# START OF Data rows
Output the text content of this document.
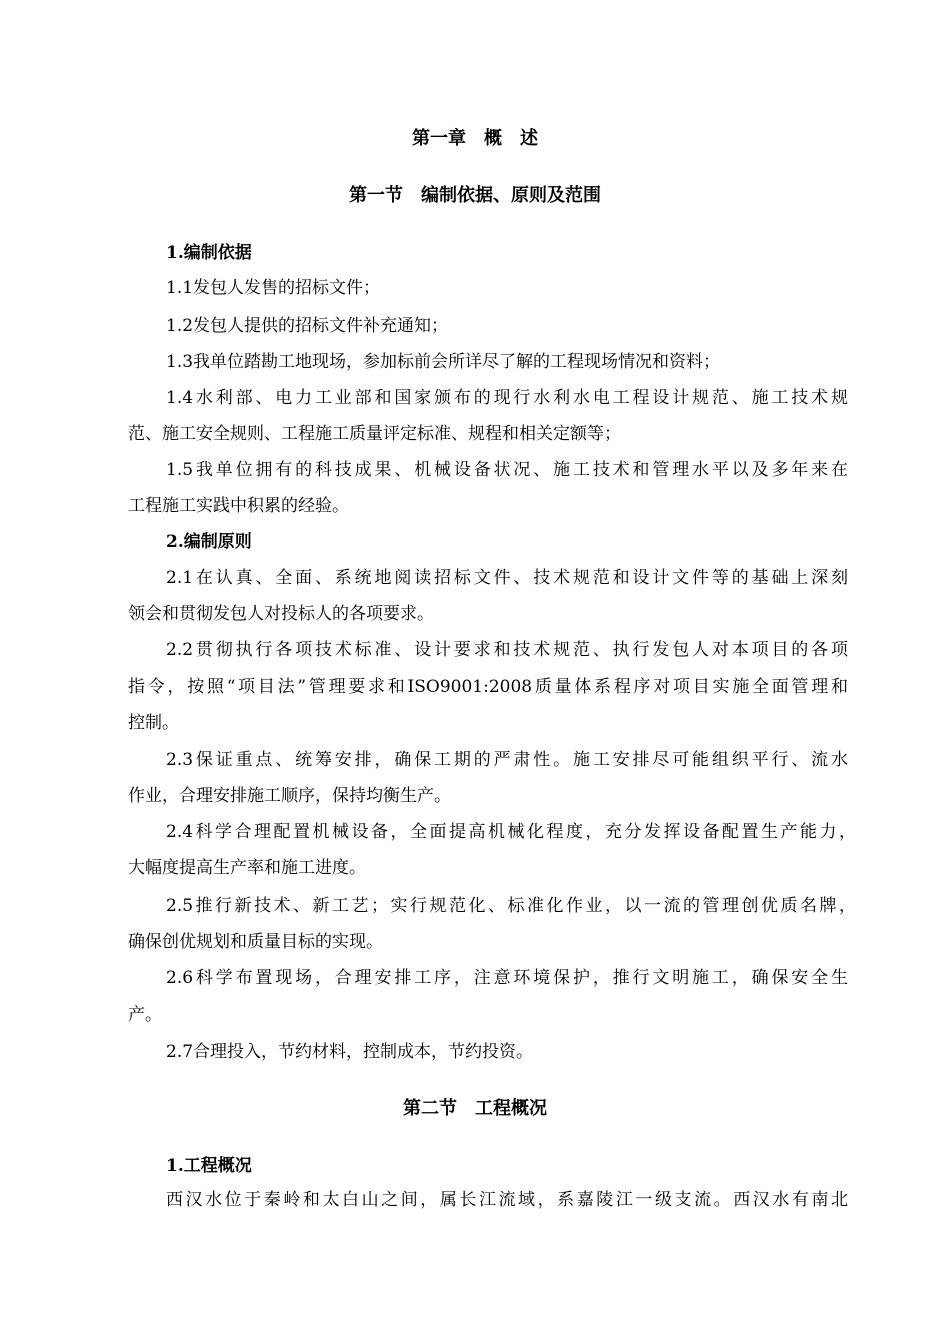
第一章　概　述
第一节　编制依据、原则及范围
1.编制依据
1.1发包人发售的招标文件；
1.2发包人提供的招标文件补充通知；
1.3我单位踏勘工地现场，参加标前会所详尽了解的工程现场情况和资料；
1.4水利部、电力工业部和国家颁布的现行水利水电工程设计规范、施工技术规
范、施工安全规则、工程施工质量评定标准、规程和相关定额等；
1.5我单位拥有的科技成果、机械设备状况、施工技术和管理水平以及多年来在
工程施工实践中积累的经验。
2.编制原则
2.1在认真、全面、系统地阅读招标文件、技术规范和设计文件等的基础上深刻
领会和贯彻发包人对投标人的各项要求。
2.2贯彻执行各项技术标准、设计要求和技术规范、执行发包人对本项目的各项
指令，按照“项目法”管理要求和ISO9001:2008质量体系程序对项目实施全面管理和
控制。
2.3保证重点、统筹安排，确保工期的严肃性。施工安排尽可能组织平行、流水
作业，合理安排施工顺序，保持均衡生产。
2.4科学合理配置机械设备，全面提高机械化程度，充分发挥设备配置生产能力，
大幅度提高生产率和施工进度。
2.5推行新技术、新工艺；实行规范化、标准化作业，以一流的管理创优质名牌，
确保创优规划和质量目标的实现。
2.6科学布置现场，合理安排工序，注意环境保护，推行文明施工，确保安全生
产。
2.7合理投入，节约材料，控制成本，节约投资。
第二节　工程概况
1.工程概况
西汉水位于秦岭和太白山之间，属长江流域，系嘉陵江一级支流。西汉水有南北
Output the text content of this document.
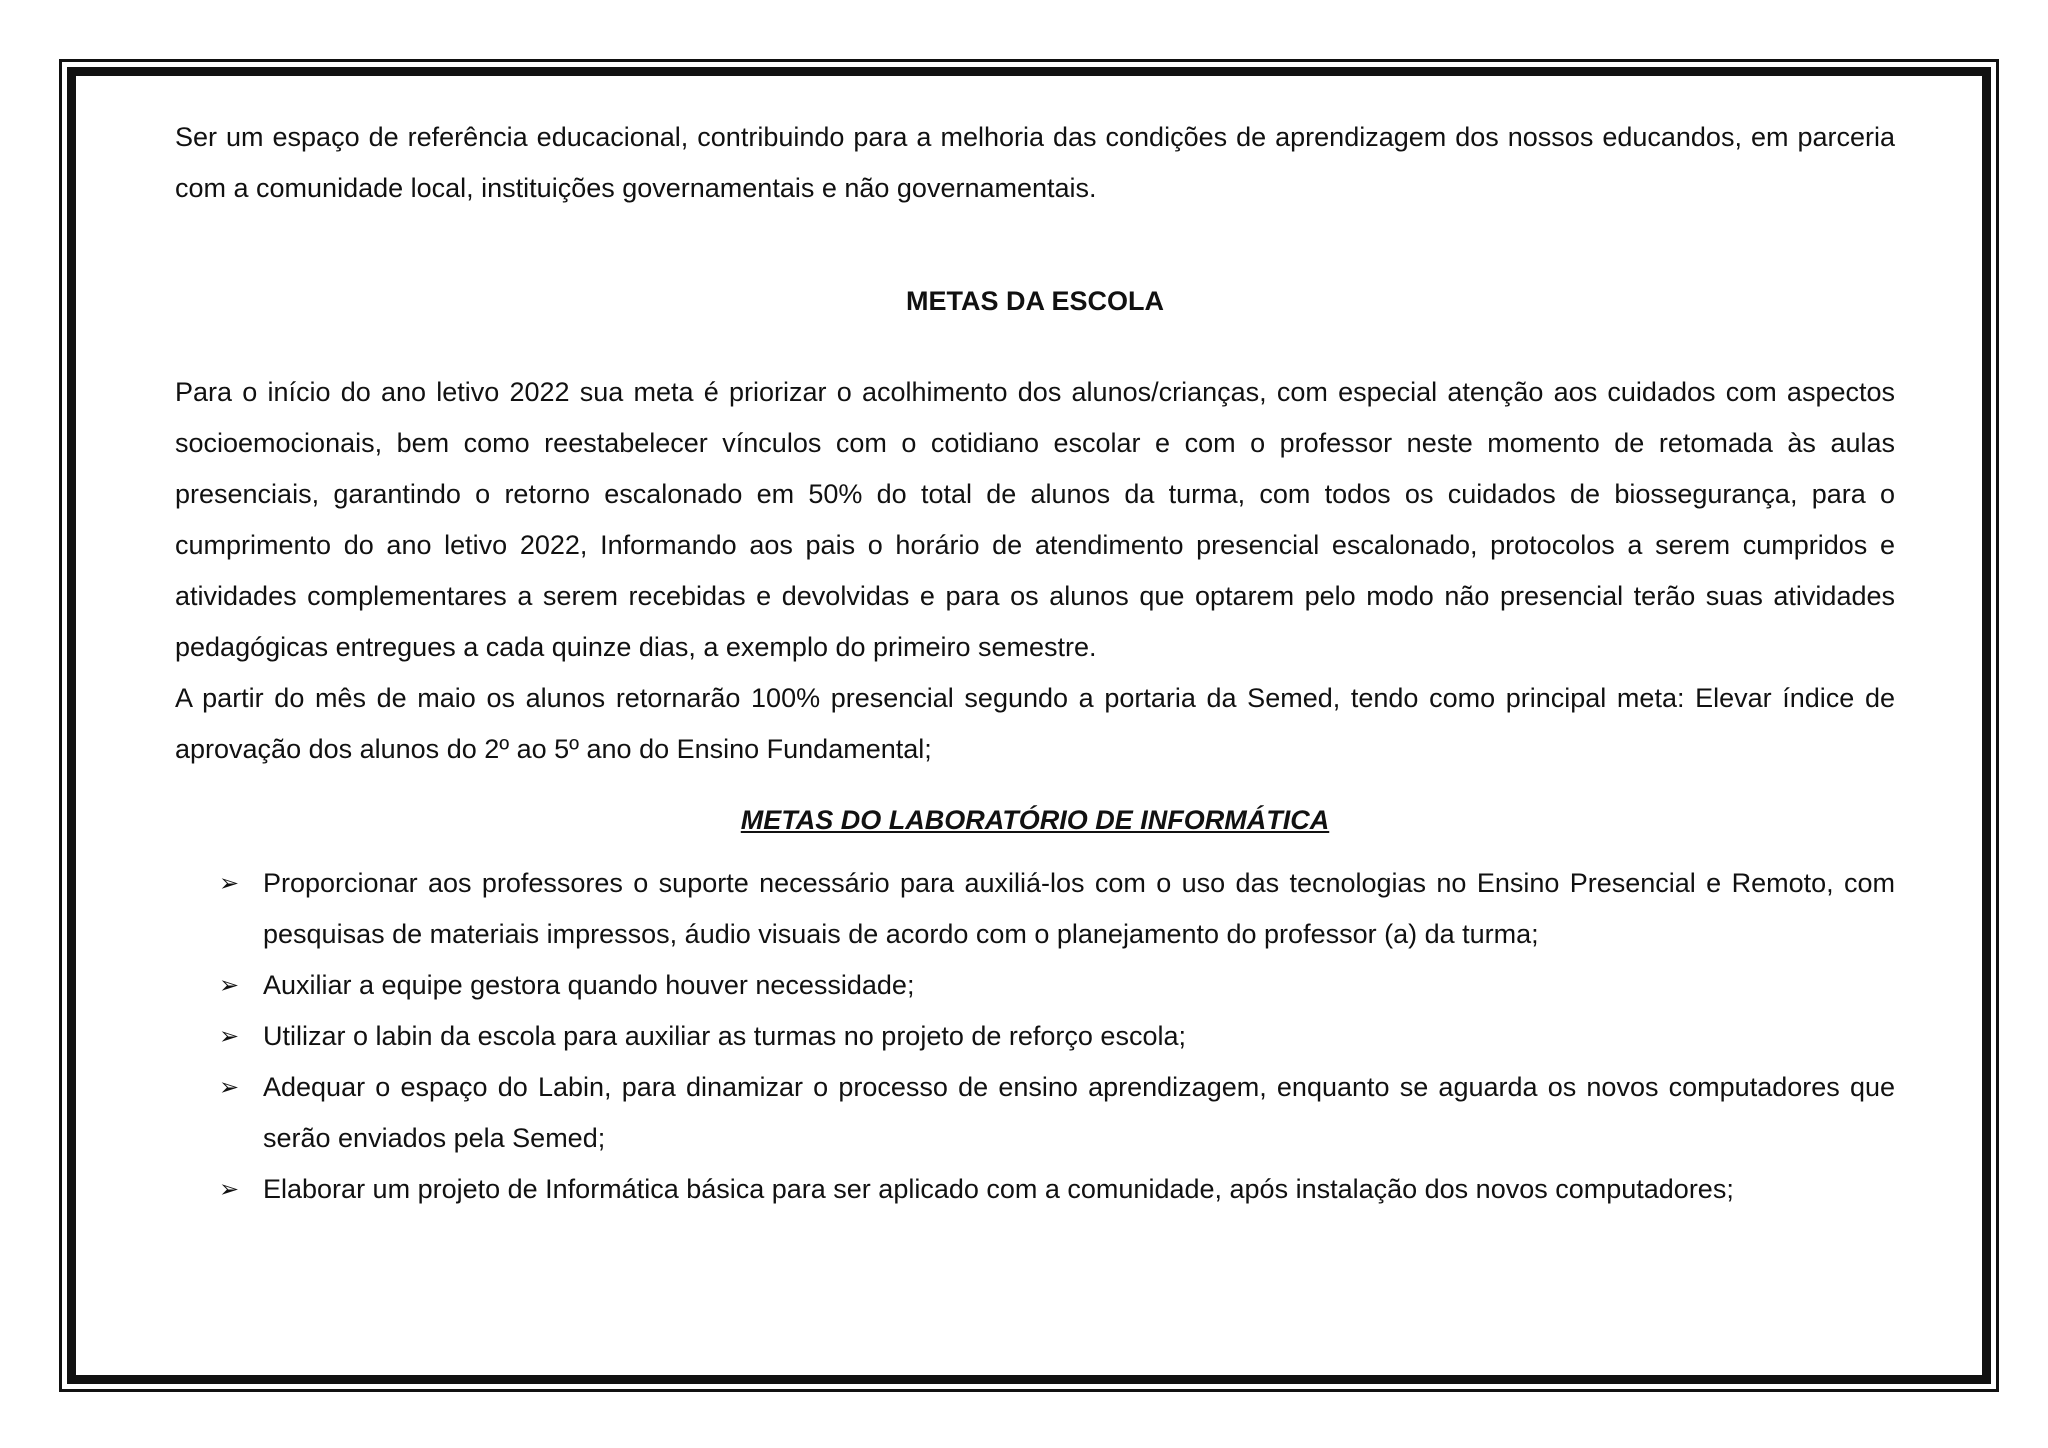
Ser um espaço de referência educacional, contribuindo para a melhoria das condições de aprendizagem dos nossos educandos, em parceria com a comunidade local, instituições governamentais e não governamentais.

METAS DA ESCOLA

Para o início do ano letivo 2022 sua meta é priorizar o acolhimento dos alunos/crianças, com especial atenção aos cuidados com aspectos socioemocionais, bem como reestabelecer vínculos com o cotidiano escolar e com o professor neste momento de retomada às aulas presenciais, garantindo o retorno escalonado em 50% do total de alunos da turma, com todos os cuidados de biossegurança, para o cumprimento do ano letivo 2022, Informando aos pais o horário de atendimento presencial escalonado, protocolos a serem cumpridos e atividades complementares a serem recebidas e devolvidas e para os alunos que optarem pelo modo não presencial terão suas atividades pedagógicas entregues a cada quinze dias, a exemplo do primeiro semestre.

A partir do mês de maio os alunos retornarão 100% presencial segundo a portaria da Semed, tendo como principal meta: Elevar índice de aprovação dos alunos do 2º ao 5º ano do Ensino Fundamental;

METAS DO LABORATÓRIO DE INFORMÁTICA
➢ Proporcionar aos professores o suporte necessário para auxiliá-los com o uso das tecnologias no Ensino Presencial e Remoto, com pesquisas de materiais impressos, áudio visuais de acordo com o planejamento do professor (a) da turma;
➢ Auxiliar a equipe gestora quando houver necessidade;
➢ Utilizar o labin da escola para auxiliar as turmas no projeto de reforço escola;
➢ Adequar o espaço do Labin, para dinamizar o processo de ensino aprendizagem, enquanto se aguarda os novos computadores que serão enviados pela Semed;
➢ Elaborar um projeto de Informática básica para ser aplicado com a comunidade, após instalação dos novos computadores;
# END OF Data rows
# [What the task asks]
Determine the number of lines in these entries that contain the word "espaço", and write only that number.

# [Written response]
2